Fedweek Legal

In Vallecillo v. U.S. Department of Housing and Urban Development (HUD), (5th Cir. No. 05-50238)(November 22, 2005), the Court of Appeals for the Fifth Circuit has affirmed the U.S. District Court for the Western District of Texas decision that a Hispanic HUD employee was not harassed and was not forced to quit his job.

HUD hired Peter Vallecillo as a Community Builder (“CB”) Fellow in September of 1998. The CB program sought to provide out-reach services and foster community and economic development in approximately 81 HUD regions. After candidates for this program were selected, HUD’s human resource department reviewed each candidate’s prior experience and recommended a salary grade level of GS-13 thru GS-15. Mr. Vallecillo was hired at the GS-13 level.

Throughout his employment at HUD, Mr. Vallecillo, a Hispanic, complained that Hispanics were under-represented in the CB program and were paid less than Caucasian and African American employees. After he had questioned HUD’s employment practices, Mr. Vallecillo alleged that he was harassed. Mr. Vallecillo claimed he was accused of behaving inappropriately, accused of keeping unprofessional office hours, rated “fully successful” while his co-workers received higher ratings, was referred to as “Che Guevara,” and as an “aggressive Hispanic.” Mr. Vallecillo also received a memorandum of counseling admonishing him for verbal confrontations with his supervisors, for his negative attitude with his immediate supervisor, and for alleged misuse of the program’s e-mail system. One of Mr. Vallecillo’s supervisors commented on the need to transfer Mr. Vallecillo to Ft. Worth, Texas; subsequently Mr. Vallecillo claims that he received an e-mail notifying him that he would be transferred to the Ft. Worth territory. On October 29, 1999, Mr. Vallecillo resigned from his position.

Mr. Vallecillo filed a claim with the EEOC alleging that he was subjected to a hostile work environment and that he was constructively discharged. After a hearing in his EEO case, the administrative judge found that there was insufficient evidence to support Mr. Vallecillo’s claims. On appeal, the EEOC affirmed the administrative judge’s decision. Mr. Vallecillo then filed a suit against HUD in the district court, also alleging that he was subjected to a hostile work environment and that he was constructively discharged. The district court granted HUD’s motion for summary judgment, finding that there were no factual issues in dispute.

To state a claim for harassment that constitutes a hostile work environment, it is necessary that the harassment complained of is sufficiently severe or pervasive to alter the conditions of the victim’s employment and create an abusive working environment. Harris v. Forklift Systems, Inc., 510 U.S. 17, 21 (1993). The work environment must be such that a reasonable person would find it to be hostile or abusive. Id. at 21-22. The district court held that even if Mr. Villecillo established that he belonged to a protected class and was subjected to unwelcome harassment, he has not raised an issue of fact that the complained-of harassment was based on his race or national origin, or that the harassment affected a term or condition of his employment. The district court found that only two of the alleged statements were remotely related to Mr. Vallecillo’s protected status, and that these statements, even if racially offensive, did not rise to the level of a hostile work environment. The court of appeals agreed that a reasonable person would not find these statements to be hostile or abusive, and thus, Mr. Villecillo did not establish a hostile work environment claim.

------------------------------------------------------------

REQUIRED ACTIONS:
(A) List each reason the memorandum of counseling in the Vallecillo case summary gave for admonishing him.
(B) Carry the Vallecillo case summary forward from its final sentence, in the same style.

------------------------------------------------------------

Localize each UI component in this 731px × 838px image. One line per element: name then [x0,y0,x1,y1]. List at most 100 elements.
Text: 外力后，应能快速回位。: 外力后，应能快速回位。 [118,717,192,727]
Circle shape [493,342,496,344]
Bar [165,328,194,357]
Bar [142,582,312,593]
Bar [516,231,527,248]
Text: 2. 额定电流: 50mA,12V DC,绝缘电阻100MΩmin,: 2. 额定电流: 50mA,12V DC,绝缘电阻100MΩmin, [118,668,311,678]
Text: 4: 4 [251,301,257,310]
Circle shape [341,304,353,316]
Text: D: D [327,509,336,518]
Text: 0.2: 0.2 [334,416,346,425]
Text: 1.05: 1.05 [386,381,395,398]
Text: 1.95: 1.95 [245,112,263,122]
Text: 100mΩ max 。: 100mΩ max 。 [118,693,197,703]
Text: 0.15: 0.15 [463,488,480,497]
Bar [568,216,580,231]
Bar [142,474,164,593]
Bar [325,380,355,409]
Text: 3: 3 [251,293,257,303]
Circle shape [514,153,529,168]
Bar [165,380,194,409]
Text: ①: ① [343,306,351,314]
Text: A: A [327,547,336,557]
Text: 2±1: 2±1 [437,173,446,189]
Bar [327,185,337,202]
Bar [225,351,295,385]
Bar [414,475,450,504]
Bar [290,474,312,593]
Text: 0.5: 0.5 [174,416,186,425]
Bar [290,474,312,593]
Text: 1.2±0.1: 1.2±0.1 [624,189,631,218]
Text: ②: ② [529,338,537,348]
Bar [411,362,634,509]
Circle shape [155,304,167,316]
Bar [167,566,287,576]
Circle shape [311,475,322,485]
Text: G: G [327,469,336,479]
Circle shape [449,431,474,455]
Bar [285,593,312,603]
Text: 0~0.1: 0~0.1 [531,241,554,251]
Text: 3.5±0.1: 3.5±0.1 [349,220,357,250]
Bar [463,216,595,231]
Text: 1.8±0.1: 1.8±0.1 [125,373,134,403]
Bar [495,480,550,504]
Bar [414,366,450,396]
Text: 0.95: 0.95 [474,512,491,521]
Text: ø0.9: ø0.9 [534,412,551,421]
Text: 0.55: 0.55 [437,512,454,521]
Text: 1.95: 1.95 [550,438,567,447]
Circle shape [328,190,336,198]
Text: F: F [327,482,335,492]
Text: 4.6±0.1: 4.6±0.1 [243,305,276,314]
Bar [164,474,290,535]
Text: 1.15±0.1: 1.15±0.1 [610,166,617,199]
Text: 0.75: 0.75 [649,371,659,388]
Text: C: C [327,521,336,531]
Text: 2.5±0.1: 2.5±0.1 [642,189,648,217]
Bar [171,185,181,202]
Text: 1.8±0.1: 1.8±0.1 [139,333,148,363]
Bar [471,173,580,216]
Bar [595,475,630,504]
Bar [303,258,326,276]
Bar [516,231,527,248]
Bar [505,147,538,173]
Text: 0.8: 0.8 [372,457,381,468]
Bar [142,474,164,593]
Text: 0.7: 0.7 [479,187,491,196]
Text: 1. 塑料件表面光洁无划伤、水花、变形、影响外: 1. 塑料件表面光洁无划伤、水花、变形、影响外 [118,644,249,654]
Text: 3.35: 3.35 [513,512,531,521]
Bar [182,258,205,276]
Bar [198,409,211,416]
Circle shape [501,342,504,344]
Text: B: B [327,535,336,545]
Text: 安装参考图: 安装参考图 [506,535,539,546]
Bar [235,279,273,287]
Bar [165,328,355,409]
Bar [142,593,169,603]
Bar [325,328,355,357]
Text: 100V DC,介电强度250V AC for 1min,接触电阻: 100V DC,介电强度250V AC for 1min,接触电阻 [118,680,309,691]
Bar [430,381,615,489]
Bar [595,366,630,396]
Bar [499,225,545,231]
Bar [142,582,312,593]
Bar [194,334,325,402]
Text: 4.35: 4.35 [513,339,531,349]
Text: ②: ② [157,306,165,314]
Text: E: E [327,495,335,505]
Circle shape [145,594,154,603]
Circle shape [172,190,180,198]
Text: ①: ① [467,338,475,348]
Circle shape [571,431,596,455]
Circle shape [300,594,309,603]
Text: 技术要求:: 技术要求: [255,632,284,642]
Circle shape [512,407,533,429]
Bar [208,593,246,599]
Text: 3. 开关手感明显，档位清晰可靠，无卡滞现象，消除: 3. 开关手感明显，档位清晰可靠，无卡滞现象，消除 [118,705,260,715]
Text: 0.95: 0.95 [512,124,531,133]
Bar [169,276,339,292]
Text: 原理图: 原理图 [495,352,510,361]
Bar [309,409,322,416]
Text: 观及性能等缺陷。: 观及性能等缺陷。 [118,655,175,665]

------------------------------------------------------------

RESPONSES:
(A)
- Verbal confrontations with his supervisors
- His negative attitude with his immediate supervisor
- Alleged misuse of the program's e-mail system

(B)
Because Mr. Villecillo’s hostile work environment claim failed, his claim that he was constructively discharged from his employment also failed. To prevail on his constructive discharge claim, Mr. Villecillo needed to establish that working conditions were so intolerable that a reasonable person would have felt compelled to resign. Pennsylvania State Police v. Suders, 542 U.S. 129 (2004). Because Mr. Villecillo was unable to establish that he was subjected to a hostile work environment, he was also unable to show that his working conditions were made so intolerable that he was forced to resign.

For federal employees, Mr. Villecillo’s case is a reminder that establishing a constructive discharge claim is an uphill battle not easily won. While it is difficult to establish that harassment has risen to the level of a hostile work environment, it is even more difficult to establish that an employee’s working conditions are so intolerable that a reasonable person in that employee’s situation would be compelled to resign. Without concrete employment actions, such as a reduction in duties, demotion, change in salary, reassignment to degrading work, offers of early retirement, or badgering, harassment, or humiliation by the employer, it is often difficult to establish intolerable working conditions. Therefore, employees who are alleging harassment that rises to the level of a hostile work environment should carefully consider the consequences of their decision to resign. To the greatest extent possible, federal employees should remain on the job while they resolve their employment matters through the EEO process.

* This information is provided by the attorneys at Passman & Kaplan, P.C., a law firm dedicated to the representation of federal employees worldwide. For more information on Passman & Kaplan, P.C., go to http://www.passmanandkaplan.com.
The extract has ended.